Render every line of the material below as a numbered list, omitting blank lines and excluding the pictures.
━━ GIVEN RECORDS ━━
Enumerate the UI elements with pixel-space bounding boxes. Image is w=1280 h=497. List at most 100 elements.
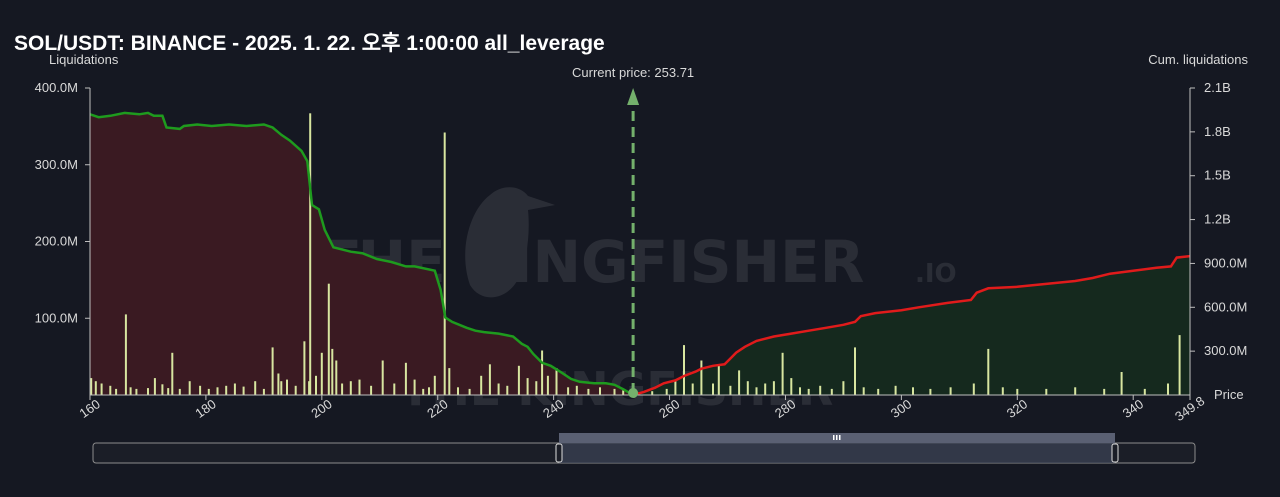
liquidation-bar[interactable] [488, 364, 491, 395]
liquidation-bar[interactable] [877, 388, 880, 395]
liquidation-bar[interactable] [746, 381, 749, 395]
current-price-dot[interactable] [628, 388, 639, 398]
liquidation-bar[interactable] [349, 381, 352, 395]
liquidation-bar[interactable] [320, 352, 323, 395]
liquidation-bar[interactable] [393, 383, 396, 396]
liquidation-bar[interactable] [413, 379, 416, 395]
liquidation-bar[interactable] [830, 388, 833, 395]
liquidation-bar[interactable] [124, 314, 127, 395]
liquidation-bar[interactable] [622, 390, 625, 395]
liquidation-bar[interactable] [1001, 387, 1004, 395]
liquidation-bar[interactable] [254, 381, 257, 395]
liquidation-bar[interactable] [309, 113, 312, 396]
liquidation-bar[interactable] [555, 368, 558, 395]
liquidation-bar[interactable] [949, 387, 952, 395]
liquidation-bar[interactable] [929, 388, 932, 395]
liquidation-bar[interactable] [358, 379, 361, 395]
range-slider[interactable] [92, 433, 1196, 464]
liquidation-bar[interactable] [153, 378, 156, 395]
liquidation-bar[interactable] [781, 352, 784, 395]
liquidation-bar[interactable] [100, 383, 103, 396]
liquidation-bar[interactable] [691, 383, 694, 396]
liquidation-bar[interactable] [755, 387, 758, 395]
liquidation-bar[interactable] [651, 391, 654, 395]
liquidation-bar[interactable] [842, 381, 845, 395]
liquidation-bar[interactable] [303, 341, 306, 395]
drag-grip-icon[interactable] [833, 435, 841, 440]
range-slider-right-handle[interactable] [1111, 443, 1119, 463]
liquidation-bar[interactable] [178, 388, 181, 395]
liquidation-bar[interactable] [233, 383, 236, 396]
liquidation-bar[interactable] [433, 375, 436, 395]
liquidation-bar[interactable] [286, 379, 288, 395]
liquidation-bar[interactable] [90, 378, 93, 395]
liquidation-bar[interactable] [280, 381, 283, 395]
liquidation-bar[interactable] [587, 388, 590, 395]
liquidation-bar[interactable] [457, 387, 459, 395]
liquidation-bar[interactable] [335, 360, 338, 396]
liquidation-bar[interactable] [700, 360, 703, 396]
liquidation-bar[interactable] [161, 384, 164, 395]
liquidation-bar[interactable] [506, 385, 509, 395]
liquidation-bar[interactable] [674, 381, 677, 395]
liquidation-bar[interactable] [894, 385, 897, 395]
liquidation-bar[interactable] [315, 375, 317, 395]
liquidation-bar[interactable] [799, 387, 801, 395]
liquidation-bar[interactable] [575, 385, 578, 395]
liquidation-bar[interactable] [546, 375, 549, 395]
long-cumulative-line[interactable] [89, 111, 634, 397]
liquidation-bar[interactable] [199, 385, 202, 395]
liquidation-bar[interactable] [517, 365, 520, 395]
liquidation-bar[interactable] [683, 345, 685, 395]
liquidation-bar[interactable] [135, 388, 138, 395]
liquidation-bar[interactable] [1016, 388, 1019, 395]
liquidation-bar[interactable] [1178, 335, 1181, 395]
liquidation-bar[interactable] [1120, 372, 1123, 395]
liquidation-bar[interactable] [764, 383, 767, 396]
liquidation-bar[interactable] [599, 387, 601, 395]
liquidation-bar[interactable] [567, 387, 570, 395]
liquidation-bar[interactable] [729, 385, 732, 395]
liquidation-bar[interactable] [1143, 388, 1146, 395]
liquidation-bar[interactable] [216, 387, 219, 395]
liquidation-bar[interactable] [1167, 383, 1169, 396]
liquidation-bar[interactable] [171, 352, 174, 395]
liquidation-bar[interactable] [526, 378, 529, 395]
liquidation-bar[interactable] [331, 348, 334, 395]
liquidation-bar[interactable] [468, 388, 471, 395]
liquidation-bar[interactable] [1103, 388, 1106, 395]
liquidation-bar[interactable] [738, 370, 741, 395]
liquidation-bar[interactable] [428, 387, 430, 395]
liquidation-bar[interactable] [262, 388, 265, 395]
liquidation-bar[interactable] [712, 383, 714, 396]
liquidation-bar[interactable] [772, 381, 775, 395]
liquidation-bar[interactable] [167, 388, 170, 395]
liquidation-bar[interactable] [480, 375, 483, 395]
liquidation-bar[interactable] [987, 348, 990, 395]
current-price-marker[interactable] [627, 88, 640, 398]
liquidation-bar[interactable] [327, 283, 330, 395]
liquidation-bar[interactable] [443, 132, 446, 396]
liquidation-bar[interactable] [972, 383, 975, 396]
short-cumulative-line[interactable] [632, 254, 1191, 397]
liquidation-bar[interactable] [188, 381, 191, 395]
range-slider-left-handle[interactable] [555, 443, 563, 463]
liquidation-bar[interactable] [370, 385, 373, 395]
liquidation-bar[interactable] [1045, 388, 1048, 395]
liquidation-bar[interactable] [422, 388, 425, 395]
liquidation-bar[interactable] [790, 378, 793, 395]
liquidation-bar[interactable] [613, 388, 616, 395]
liquidation-bar[interactable] [271, 347, 274, 395]
liquidation-bar[interactable] [1074, 387, 1077, 395]
liquidation-bar[interactable] [115, 388, 118, 395]
liquidation-bar[interactable] [109, 385, 112, 395]
liquidation-bar[interactable] [207, 388, 210, 395]
liquidation-bar[interactable] [807, 388, 810, 395]
liquidation-bar[interactable] [497, 383, 500, 396]
liquidation-bar[interactable] [294, 385, 297, 395]
liquidation-bar[interactable] [94, 381, 97, 395]
liquidation-bar[interactable] [381, 360, 384, 396]
liquidation-bar[interactable] [535, 381, 538, 395]
liquidation-bar[interactable] [225, 385, 228, 395]
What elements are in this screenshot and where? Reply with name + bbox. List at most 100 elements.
━━━
-- RESULT --
1. Enumerate the UI elements with pixel-space bounding boxes. Image is w=1280 h=497. List at most 100 elements.
2. liquidation-bar[interactable] [488, 364, 491, 395]
3. liquidation-bar[interactable] [877, 388, 880, 395]
4. liquidation-bar[interactable] [746, 381, 749, 395]
5. current-price-dot[interactable] [628, 388, 639, 398]
6. liquidation-bar[interactable] [349, 381, 352, 395]
7. liquidation-bar[interactable] [320, 352, 323, 395]
8. liquidation-bar[interactable] [393, 383, 396, 396]
9. liquidation-bar[interactable] [413, 379, 416, 395]
10. liquidation-bar[interactable] [830, 388, 833, 395]
11. liquidation-bar[interactable] [124, 314, 127, 395]
12. liquidation-bar[interactable] [622, 390, 625, 395]
13. liquidation-bar[interactable] [1001, 387, 1004, 395]
14. liquidation-bar[interactable] [254, 381, 257, 395]
15. liquidation-bar[interactable] [309, 113, 312, 396]
16. liquidation-bar[interactable] [555, 368, 558, 395]
17. liquidation-bar[interactable] [949, 387, 952, 395]
18. liquidation-bar[interactable] [929, 388, 932, 395]
19. liquidation-bar[interactable] [358, 379, 361, 395]
20. range-slider[interactable] [92, 433, 1196, 464]
21. liquidation-bar[interactable] [153, 378, 156, 395]
22. liquidation-bar[interactable] [781, 352, 784, 395]
23. liquidation-bar[interactable] [100, 383, 103, 396]
24. liquidation-bar[interactable] [691, 383, 694, 396]
25. liquidation-bar[interactable] [755, 387, 758, 395]
26. liquidation-bar[interactable] [651, 391, 654, 395]
27. liquidation-bar[interactable] [842, 381, 845, 395]
28. liquidation-bar[interactable] [303, 341, 306, 395]
29. drag-grip-icon[interactable] [833, 435, 841, 440]
30. range-slider-right-handle[interactable] [1111, 443, 1119, 463]
31. liquidation-bar[interactable] [178, 388, 181, 395]
32. liquidation-bar[interactable] [233, 383, 236, 396]
33. liquidation-bar[interactable] [433, 375, 436, 395]
34. liquidation-bar[interactable] [286, 379, 288, 395]
35. liquidation-bar[interactable] [90, 378, 93, 395]
36. liquidation-bar[interactable] [280, 381, 283, 395]
37. liquidation-bar[interactable] [587, 388, 590, 395]
38. liquidation-bar[interactable] [457, 387, 459, 395]
39. liquidation-bar[interactable] [335, 360, 338, 396]
40. liquidation-bar[interactable] [700, 360, 703, 396]
41. liquidation-bar[interactable] [161, 384, 164, 395]
42. liquidation-bar[interactable] [506, 385, 509, 395]
43. liquidation-bar[interactable] [674, 381, 677, 395]
44. liquidation-bar[interactable] [894, 385, 897, 395]
45. liquidation-bar[interactable] [315, 375, 317, 395]
46. liquidation-bar[interactable] [799, 387, 801, 395]
47. liquidation-bar[interactable] [575, 385, 578, 395]
48. liquidation-bar[interactable] [546, 375, 549, 395]
49. long-cumulative-line[interactable] [89, 111, 634, 397]
50. liquidation-bar[interactable] [199, 385, 202, 395]
51. liquidation-bar[interactable] [517, 365, 520, 395]
52. liquidation-bar[interactable] [683, 345, 685, 395]
53. liquidation-bar[interactable] [135, 388, 138, 395]
54. liquidation-bar[interactable] [1016, 388, 1019, 395]
55. liquidation-bar[interactable] [1178, 335, 1181, 395]
56. liquidation-bar[interactable] [1120, 372, 1123, 395]
57. liquidation-bar[interactable] [764, 383, 767, 396]
58. liquidation-bar[interactable] [599, 387, 601, 395]
59. liquidation-bar[interactable] [567, 387, 570, 395]
60. liquidation-bar[interactable] [729, 385, 732, 395]
61. liquidation-bar[interactable] [1143, 388, 1146, 395]
62. liquidation-bar[interactable] [216, 387, 219, 395]
63. liquidation-bar[interactable] [1167, 383, 1169, 396]
64. liquidation-bar[interactable] [171, 352, 174, 395]
65. liquidation-bar[interactable] [526, 378, 529, 395]
66. liquidation-bar[interactable] [331, 348, 334, 395]
67. liquidation-bar[interactable] [468, 388, 471, 395]
68. liquidation-bar[interactable] [1103, 388, 1106, 395]
69. liquidation-bar[interactable] [738, 370, 741, 395]
70. liquidation-bar[interactable] [428, 387, 430, 395]
71. liquidation-bar[interactable] [262, 388, 265, 395]
72. liquidation-bar[interactable] [712, 383, 714, 396]
73. liquidation-bar[interactable] [772, 381, 775, 395]
74. liquidation-bar[interactable] [167, 388, 170, 395]
75. liquidation-bar[interactable] [480, 375, 483, 395]
76. liquidation-bar[interactable] [987, 348, 990, 395]
77. current-price-marker[interactable] [627, 88, 640, 398]
78. liquidation-bar[interactable] [327, 283, 330, 395]
79. liquidation-bar[interactable] [443, 132, 446, 396]
80. liquidation-bar[interactable] [972, 383, 975, 396]
81. short-cumulative-line[interactable] [632, 254, 1191, 397]
82. liquidation-bar[interactable] [188, 381, 191, 395]
83. range-slider-left-handle[interactable] [555, 443, 563, 463]
84. liquidation-bar[interactable] [370, 385, 373, 395]
85. liquidation-bar[interactable] [1045, 388, 1048, 395]
86. liquidation-bar[interactable] [422, 388, 425, 395]
87. liquidation-bar[interactable] [790, 378, 793, 395]
88. liquidation-bar[interactable] [613, 388, 616, 395]
89. liquidation-bar[interactable] [271, 347, 274, 395]
90. liquidation-bar[interactable] [1074, 387, 1077, 395]
91. liquidation-bar[interactable] [115, 388, 118, 395]
92. liquidation-bar[interactable] [109, 385, 112, 395]
93. liquidation-bar[interactable] [207, 388, 210, 395]
94. liquidation-bar[interactable] [807, 388, 810, 395]
95. liquidation-bar[interactable] [497, 383, 500, 396]
96. liquidation-bar[interactable] [294, 385, 297, 395]
97. liquidation-bar[interactable] [94, 381, 97, 395]
98. liquidation-bar[interactable] [381, 360, 384, 396]
99. liquidation-bar[interactable] [535, 381, 538, 395]
100. liquidation-bar[interactable] [225, 385, 228, 395]
101. What elements are in this screenshot and where? Reply with name + bbox. List at most 100 elements.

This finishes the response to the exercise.